Task brief:
The records below must be copied in full; omit the images.

-------- Material for the task

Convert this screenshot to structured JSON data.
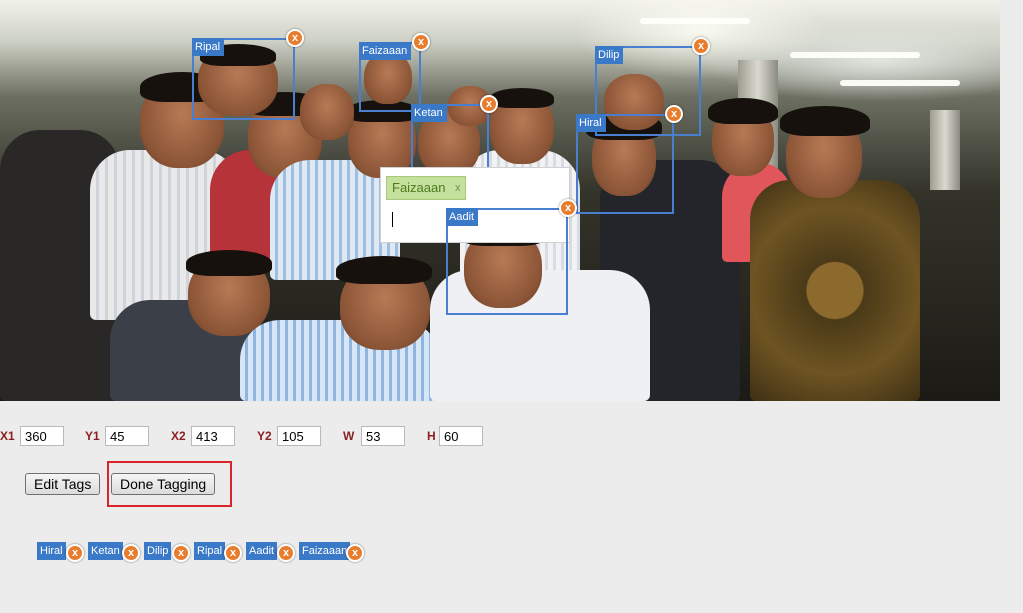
{
  "photo": {
    "alt": "",
    "tags": [
      {
        "name": "Ripal"
      },
      {
        "name": "Faizaaan"
      },
      {
        "name": "Dilip"
      },
      {
        "name": "Ketan"
      },
      {
        "name": "Hiral"
      },
      {
        "name": "Aadit"
      }
    ],
    "remove_glyph": "x"
  },
  "popup": {
    "chip_label": "Faizaaan",
    "chip_remove": "x",
    "input_value": ""
  },
  "coords": {
    "x1": {
      "label": "X1",
      "value": "360"
    },
    "y1": {
      "label": "Y1",
      "value": "45"
    },
    "x2": {
      "label": "X2",
      "value": "413"
    },
    "y2": {
      "label": "Y2",
      "value": "105"
    },
    "w": {
      "label": "W",
      "value": "53"
    },
    "h": {
      "label": "H",
      "value": "60"
    }
  },
  "buttons": {
    "edit_tags": "Edit Tags",
    "done_tagging": "Done Tagging"
  },
  "tag_list": [
    {
      "name": "Hiral"
    },
    {
      "name": "Ketan"
    },
    {
      "name": "Dilip"
    },
    {
      "name": "Ripal"
    },
    {
      "name": "Aadit"
    },
    {
      "name": "Faizaaan"
    }
  ],
  "colors": {
    "tag_blue": "#3a78c8",
    "remove_orange": "#e87d2d",
    "highlight_red": "#d9242b",
    "label_red": "#8b1e1e"
  }
}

----------------

Written response:
Convert this screenshot to structured JSON data.
{
  "photo": {
    "alt": "",
    "tags": [
      {
        "name": "Ripal"
      },
      {
        "name": "Faizaaan"
      },
      {
        "name": "Dilip"
      },
      {
        "name": "Ketan"
      },
      {
        "name": "Hiral"
      },
      {
        "name": "Aadit"
      }
    ],
    "remove_glyph": "x"
  },
  "popup": {
    "chip_label": "Faizaaan",
    "chip_remove": "x",
    "input_value": ""
  },
  "coords": {
    "x1": {
      "label": "X1",
      "value": "360"
    },
    "y1": {
      "label": "Y1",
      "value": "45"
    },
    "x2": {
      "label": "X2",
      "value": "413"
    },
    "y2": {
      "label": "Y2",
      "value": "105"
    },
    "w": {
      "label": "W",
      "value": "53"
    },
    "h": {
      "label": "H",
      "value": "60"
    }
  },
  "buttons": {
    "edit_tags": "Edit Tags",
    "done_tagging": "Done Tagging"
  },
  "tag_list": [
    {
      "name": "Hiral"
    },
    {
      "name": "Ketan"
    },
    {
      "name": "Dilip"
    },
    {
      "name": "Ripal"
    },
    {
      "name": "Aadit"
    },
    {
      "name": "Faizaaan"
    }
  ],
  "colors": {
    "tag_blue": "#3a78c8",
    "remove_orange": "#e87d2d",
    "highlight_red": "#d9242b",
    "label_red": "#8b1e1e"
  }
}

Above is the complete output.